Set exercise:
Copy out each line below exactly as it appears.

Material for this task:
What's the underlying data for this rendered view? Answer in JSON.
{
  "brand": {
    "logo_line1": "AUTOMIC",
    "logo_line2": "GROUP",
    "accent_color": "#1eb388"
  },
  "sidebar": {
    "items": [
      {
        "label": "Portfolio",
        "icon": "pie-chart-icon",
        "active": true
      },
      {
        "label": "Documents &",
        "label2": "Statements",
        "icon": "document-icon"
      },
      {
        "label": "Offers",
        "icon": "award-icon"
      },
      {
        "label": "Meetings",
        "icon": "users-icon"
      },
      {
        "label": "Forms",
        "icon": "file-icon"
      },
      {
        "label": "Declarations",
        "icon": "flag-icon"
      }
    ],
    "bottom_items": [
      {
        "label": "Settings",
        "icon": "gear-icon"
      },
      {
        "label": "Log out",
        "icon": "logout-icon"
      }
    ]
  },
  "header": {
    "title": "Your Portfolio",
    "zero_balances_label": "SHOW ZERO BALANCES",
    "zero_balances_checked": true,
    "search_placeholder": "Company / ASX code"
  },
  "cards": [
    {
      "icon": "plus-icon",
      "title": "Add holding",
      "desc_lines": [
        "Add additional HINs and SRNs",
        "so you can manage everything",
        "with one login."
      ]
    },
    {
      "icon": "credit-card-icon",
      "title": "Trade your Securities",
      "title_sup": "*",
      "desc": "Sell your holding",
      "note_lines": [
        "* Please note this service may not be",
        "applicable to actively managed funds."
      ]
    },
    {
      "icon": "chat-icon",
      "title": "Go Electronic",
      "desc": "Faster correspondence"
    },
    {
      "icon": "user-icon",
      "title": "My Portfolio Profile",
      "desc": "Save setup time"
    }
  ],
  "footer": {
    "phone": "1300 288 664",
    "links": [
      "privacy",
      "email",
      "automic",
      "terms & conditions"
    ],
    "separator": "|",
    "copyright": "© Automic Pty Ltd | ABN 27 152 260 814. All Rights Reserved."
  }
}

The solution:
What's the underlying data for this rendered view? Answer in JSON.
{
  "brand": {
    "logo_line1": "AUTOMIC",
    "logo_line2": "GROUP",
    "accent_color": "#1eb388"
  },
  "sidebar": {
    "items": [
      {
        "label": "Portfolio",
        "icon": "pie-chart-icon",
        "active": true
      },
      {
        "label": "Documents &",
        "label2": "Statements",
        "icon": "document-icon"
      },
      {
        "label": "Offers",
        "icon": "award-icon"
      },
      {
        "label": "Meetings",
        "icon": "users-icon"
      },
      {
        "label": "Forms",
        "icon": "file-icon"
      },
      {
        "label": "Declarations",
        "icon": "flag-icon"
      }
    ],
    "bottom_items": [
      {
        "label": "Settings",
        "icon": "gear-icon"
      },
      {
        "label": "Log out",
        "icon": "logout-icon"
      }
    ]
  },
  "header": {
    "title": "Your Portfolio",
    "zero_balances_label": "SHOW ZERO BALANCES",
    "zero_balances_checked": true,
    "search_placeholder": "Company / ASX code"
  },
  "cards": [
    {
      "icon": "plus-icon",
      "title": "Add holding",
      "desc_lines": [
        "Add additional HINs and SRNs",
        "so you can manage everything",
        "with one login."
      ]
    },
    {
      "icon": "credit-card-icon",
      "title": "Trade your Securities",
      "title_sup": "*",
      "desc": "Sell your holding",
      "note_lines": [
        "* Please note this service may not be",
        "applicable to actively managed funds."
      ]
    },
    {
      "icon": "chat-icon",
      "title": "Go Electronic",
      "desc": "Faster correspondence"
    },
    {
      "icon": "user-icon",
      "title": "My Portfolio Profile",
      "desc": "Save setup time"
    }
  ],
  "footer": {
    "phone": "1300 288 664",
    "links": [
      "privacy",
      "email",
      "automic",
      "terms & conditions"
    ],
    "separator": "|",
    "copyright": "© Automic Pty Ltd | ABN 27 152 260 814. All Rights Reserved."
  }
}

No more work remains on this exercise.